* [Exercise goal]:
Say how many lines include the word "Council". Reply with nothing but the number.

● ● ●

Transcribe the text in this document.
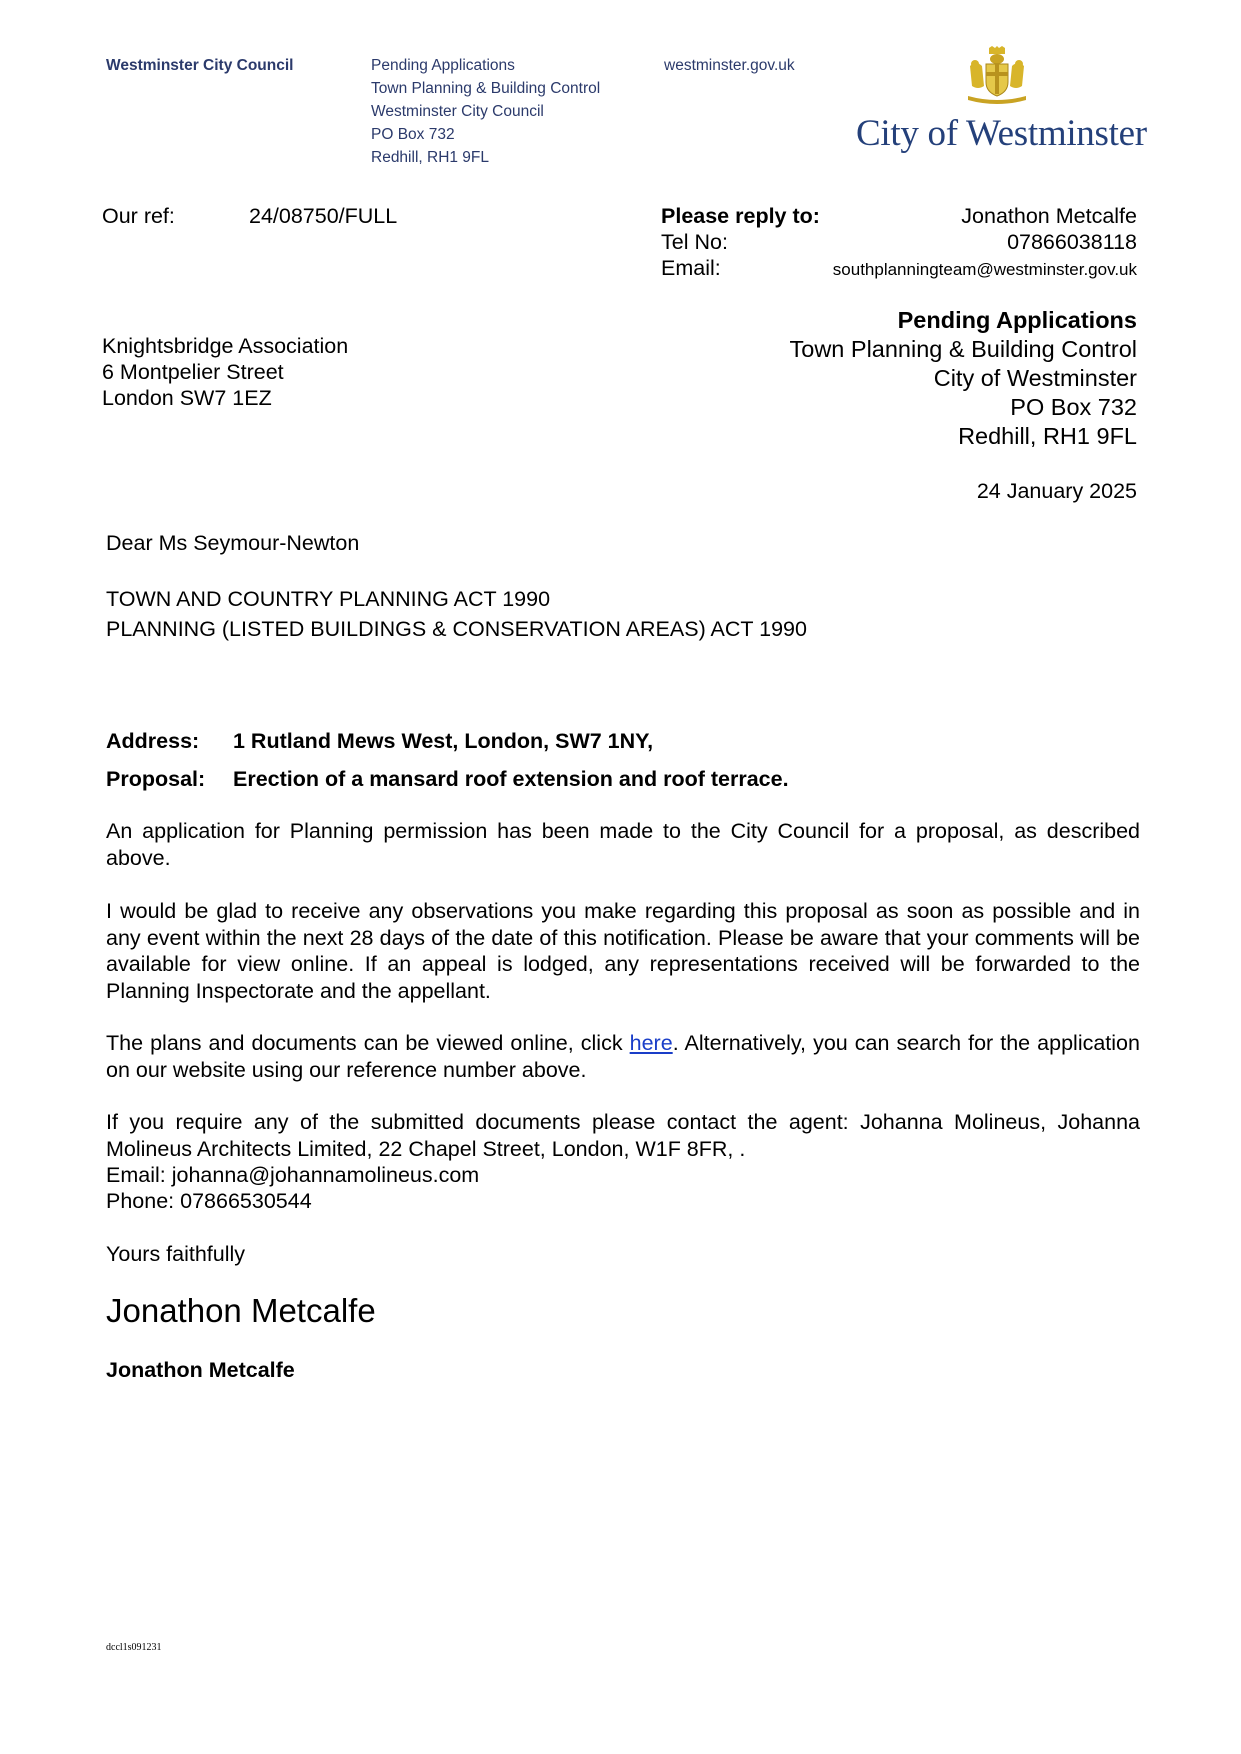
Westminster City Council	Pending Applications
Town Planning & Building Control
Westminster City Council
PO Box 732
Redhill, RH1 9FL
westminster.gov.uk
City of Westminster
Our ref:	24/08750/FULL	Please reply to:	Jonathon Metcalfe
Tel No:	07866038118
Email:	southplanningteam@westminster.gov.uk
Knightsbridge Association
6 Montpelier Street
London SW7 1EZ
Pending Applications
Town Planning & Building Control
City of Westminster
PO Box 732
Redhill, RH1 9FL
24 January 2025
Dear Ms Seymour-Newton
TOWN AND COUNTRY PLANNING ACT 1990
PLANNING (LISTED BUILDINGS & CONSERVATION AREAS) ACT 1990
Address: 1 Rutland Mews West, London, SW7 1NY,
Proposal: Erection of a mansard roof extension and roof terrace.
An application for Planning permission has been made to the City Council for a proposal, as described above.
I would be glad to receive any observations you make regarding this proposal as soon as possible and in any event within the next 28 days of the date of this notification. Please be aware that your comments will be available for view online. If an appeal is lodged, any representations received will be forwarded to the Planning Inspectorate and the appellant.
The plans and documents can be viewed online, click here. Alternatively, you can search for the application on our website using our reference number above.
If you require any of the submitted documents please contact the agent: Johanna Molineus, Johanna Molineus Architects Limited, 22 Chapel Street, London, W1F 8FR, .
Email: johanna@johannamolineus.com
Phone: 07866530544
Yours faithfully
Jonathon Metcalfe
Jonathon Metcalfe
dccl1s091231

● ● ●

* [The reply]:
3